(Records about charts and figures)
------------

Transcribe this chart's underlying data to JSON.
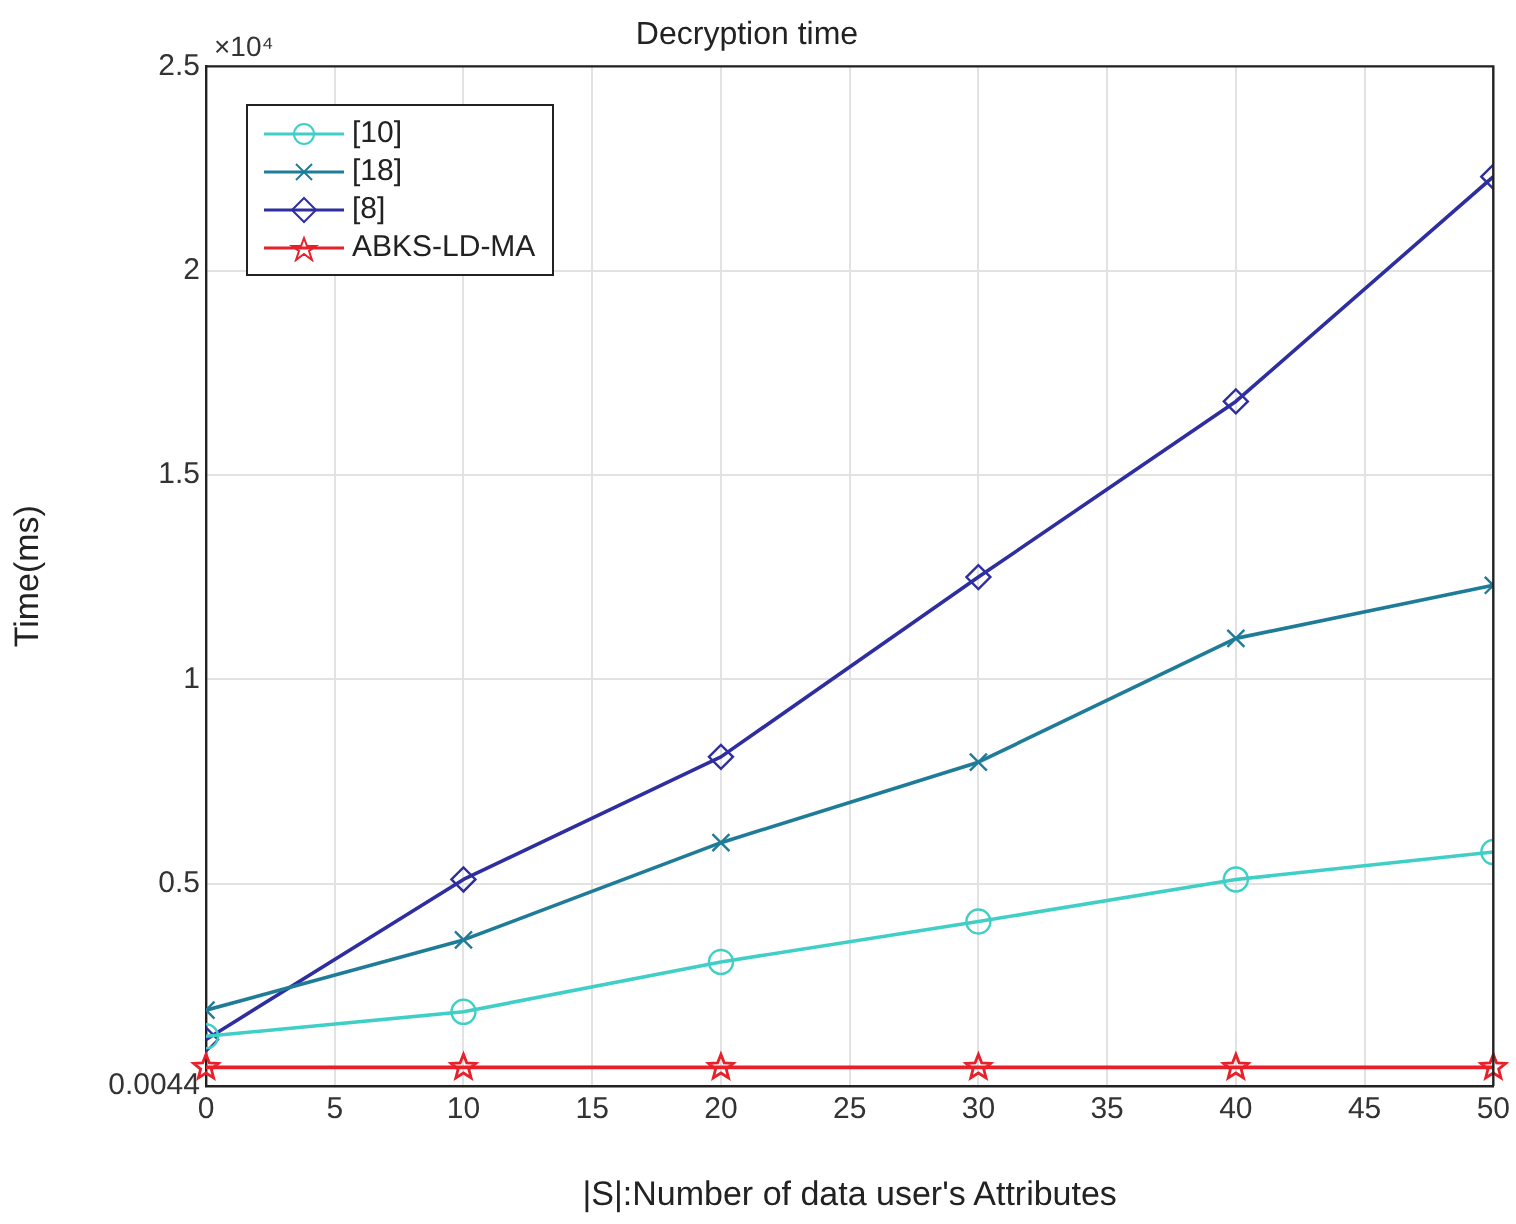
{
  "chart_data": {
    "type": "line",
    "title": "Decryption time",
    "xlabel": "|S|:Number of data user's Attributes",
    "ylabel": "Time(ms)",
    "annotations": [
      "×10⁴"
    ],
    "x": [
      0,
      10,
      20,
      30,
      40,
      50
    ],
    "series": [
      {
        "name": "[10]",
        "color": "#3fcfc6",
        "marker": "circle",
        "values": [
          0.126,
          0.186,
          0.308,
          0.407,
          0.51,
          0.577
        ]
      },
      {
        "name": "[18]",
        "color": "#1f7c98",
        "marker": "cross",
        "values": [
          0.19,
          0.362,
          0.6,
          0.797,
          1.1,
          1.23
        ]
      },
      {
        "name": "[8]",
        "color": "#2e2ea0",
        "marker": "diamond",
        "values": [
          0.118,
          0.51,
          0.81,
          1.25,
          1.68,
          2.23
        ]
      },
      {
        "name": "ABKS-LD-MA",
        "color": "#e8202a",
        "marker": "star",
        "values": [
          0.05,
          0.05,
          0.05,
          0.05,
          0.05,
          0.05
        ]
      }
    ],
    "xlim": [
      0,
      50
    ],
    "xticks": [
      0,
      5,
      10,
      15,
      20,
      25,
      30,
      35,
      40,
      45,
      50
    ],
    "ylim": [
      0.0044,
      2.5
    ],
    "yticks": [
      0.0044,
      0.5,
      1,
      1.5,
      2,
      2.5
    ],
    "grid": true,
    "legend": "top left",
    "line_style": "solid"
  }
}
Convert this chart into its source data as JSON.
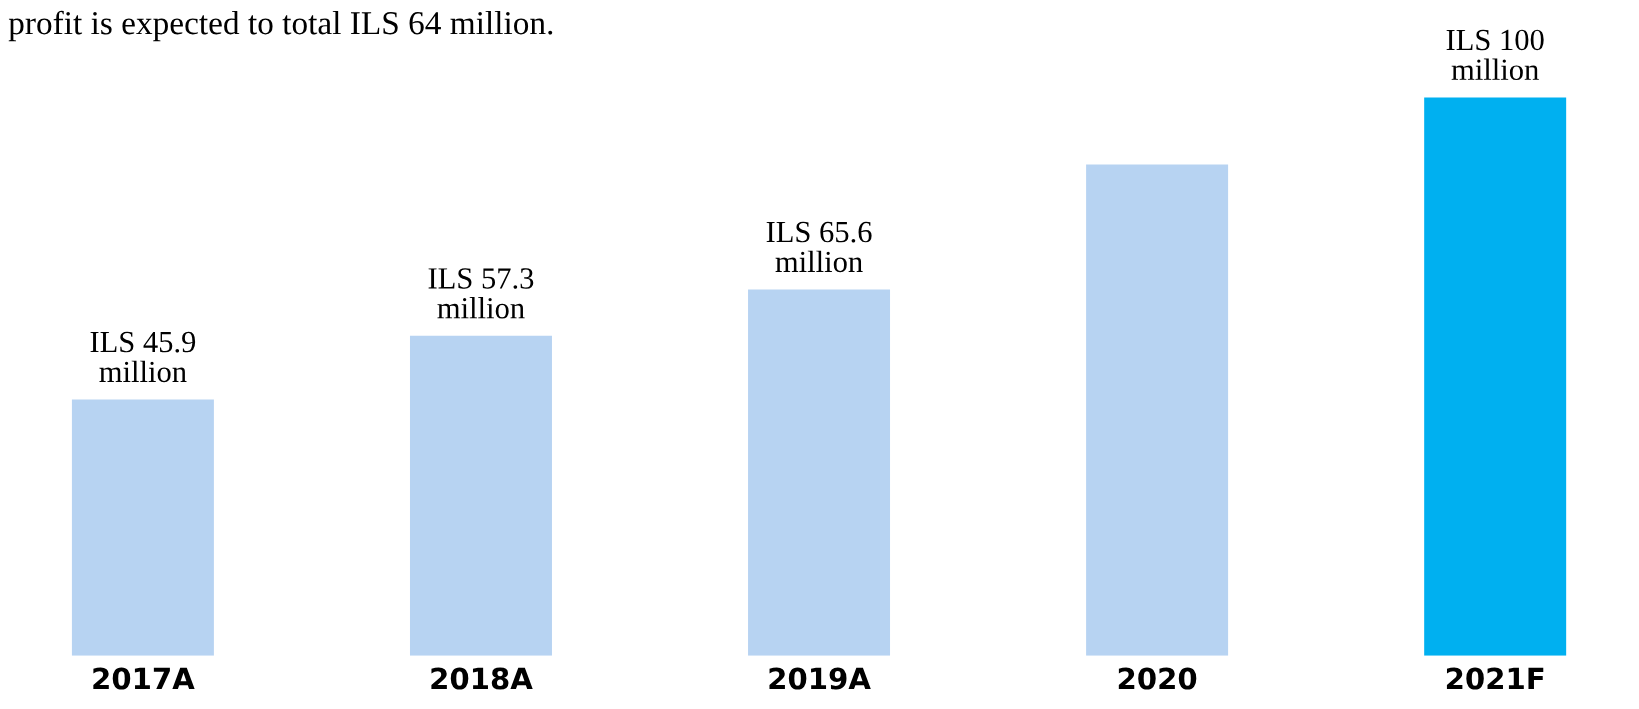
{
  "chart_data": {
    "type": "bar",
    "title": "profit is expected to total ILS 64 million.",
    "categories": [
      "2017A",
      "2018A",
      "2019A",
      "2020",
      "2021F"
    ],
    "values": [
      45.9,
      57.3,
      65.6,
      88,
      100
    ],
    "colors": [
      "#b7d3f2",
      "#b7d3f2",
      "#b7d3f2",
      "#b7d3f2",
      "#00b0f0"
    ],
    "value_labels": [
      "ILS 45.9\nmillion",
      "ILS 57.3\nmillion",
      "ILS 65.6\nmillion",
      null,
      "ILS 100\nmillion"
    ]
  }
}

------------

To do:
The answer is one number: how many lines of the material above contain "nmillion".

Response to this task:
4